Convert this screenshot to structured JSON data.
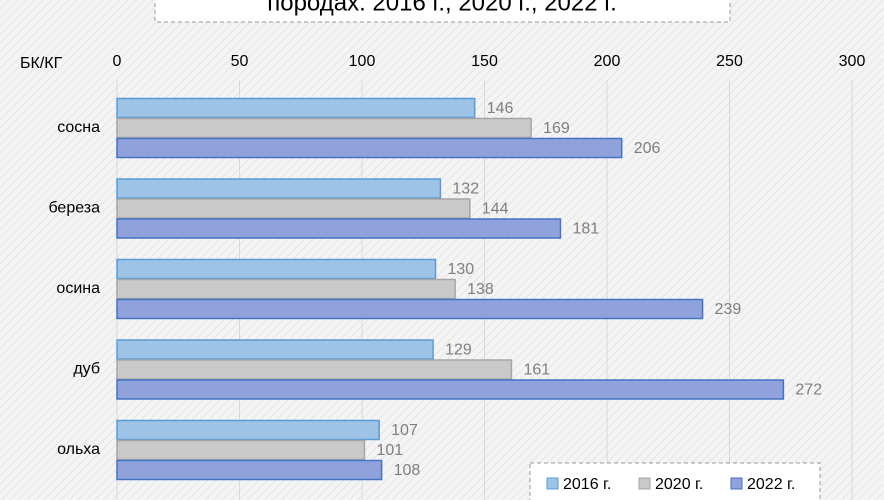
{
  "chart_data": {
    "type": "hbar",
    "title": "породах. 2016 г., 2020 г., 2022 г.",
    "axis_label": "БК/КГ",
    "categories": [
      "сосна",
      "береза",
      "осина",
      "дуб",
      "ольха"
    ],
    "series": [
      {
        "name": "2016 г.",
        "color": "#9dc3e6",
        "values": [
          146,
          132,
          130,
          129,
          107
        ]
      },
      {
        "name": "2020 г.",
        "color": "#c9c9c9",
        "values": [
          169,
          144,
          138,
          161,
          101
        ]
      },
      {
        "name": "2022 г.",
        "color": "#8fa2dc",
        "values": [
          206,
          181,
          239,
          272,
          108
        ]
      }
    ],
    "xlim": [
      0,
      300
    ],
    "xticks": [
      0,
      50,
      100,
      150,
      200,
      250,
      300
    ],
    "grid": true
  }
}
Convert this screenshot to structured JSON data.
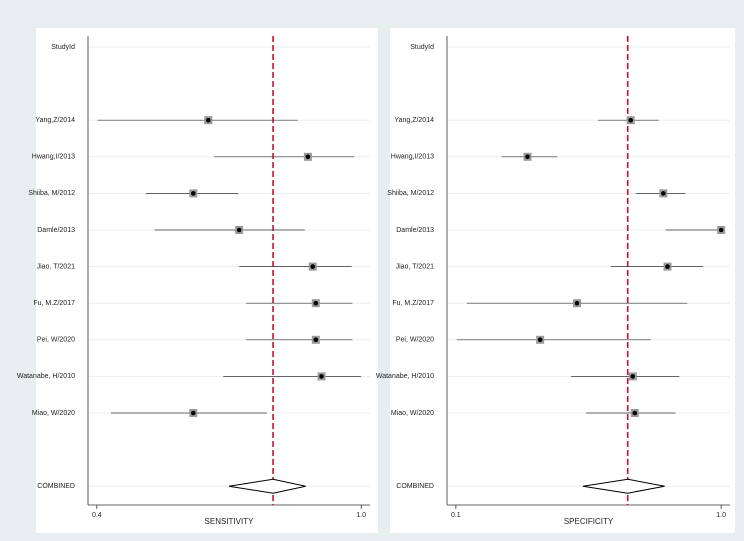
{
  "chart_data": [
    {
      "type": "forest",
      "y_header": "StudyId",
      "xlabel": "SENSITIVITY",
      "categories": [
        "Yang,Z/2014",
        "Hwang,I/2013",
        "Shiiba, M/2012",
        "Damle/2013",
        "Jiao, T/2021",
        "Fu, M.Z/2017",
        "Pei, W/2020",
        "Watanabe, H/2010",
        "Miao, W/2020"
      ],
      "values": [
        0.653,
        0.879,
        0.619,
        0.723,
        0.89,
        0.897,
        0.897,
        0.91,
        0.619
      ],
      "lower": [
        0.402,
        0.666,
        0.511,
        0.531,
        0.723,
        0.739,
        0.739,
        0.687,
        0.432
      ],
      "upper": [
        0.856,
        0.984,
        0.721,
        0.872,
        0.978,
        0.98,
        0.98,
        1.0,
        0.786
      ],
      "pooled": {
        "label": "COMBINED",
        "value": 0.8,
        "lower": 0.7,
        "upper": 0.874
      },
      "reference_line": 0.8,
      "reference_color": "#c8102e",
      "xlim": [
        0.38,
        1.02
      ],
      "xticks": [
        0.4,
        {
          "value": 1,
          "label": "1.0"
        }
      ],
      "grid": true
    },
    {
      "type": "forest",
      "y_header": "StudyId",
      "xlabel": "SPECIFICITY",
      "categories": [
        "Yang,Z/2014",
        "Hwang,I/2013",
        "Shiiba, M/2012",
        "Damle/2013",
        "Jiao, T/2021",
        "Fu, M.Z/2017",
        "Pei, W/2020",
        "Watanabe, H/2010",
        "Miao, W/2020"
      ],
      "values": [
        0.693,
        0.343,
        0.804,
        1.0,
        0.818,
        0.511,
        0.386,
        0.7,
        0.707
      ],
      "lower": [
        0.582,
        0.255,
        0.71,
        0.811,
        0.626,
        0.137,
        0.103,
        0.491,
        0.542
      ],
      "upper": [
        0.788,
        0.444,
        0.879,
        1.0,
        0.939,
        0.885,
        0.761,
        0.858,
        0.845
      ],
      "pooled": {
        "label": "COMBINED",
        "value": 0.683,
        "lower": 0.531,
        "upper": 0.808
      },
      "reference_line": 0.683,
      "reference_color": "#c8102e",
      "xlim": [
        0.07,
        1.03
      ],
      "xticks": [
        0.1,
        {
          "value": 1,
          "label": "1.0"
        }
      ],
      "grid": true
    }
  ]
}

PROBLEM REQUIREMENTS =>
Find all the lines containing "xlabel" in the material, then copy them.

EXERCISE SOLUTION =>
      "xlabel": "SENSITIVITY",
      "xlabel": "SPECIFICITY",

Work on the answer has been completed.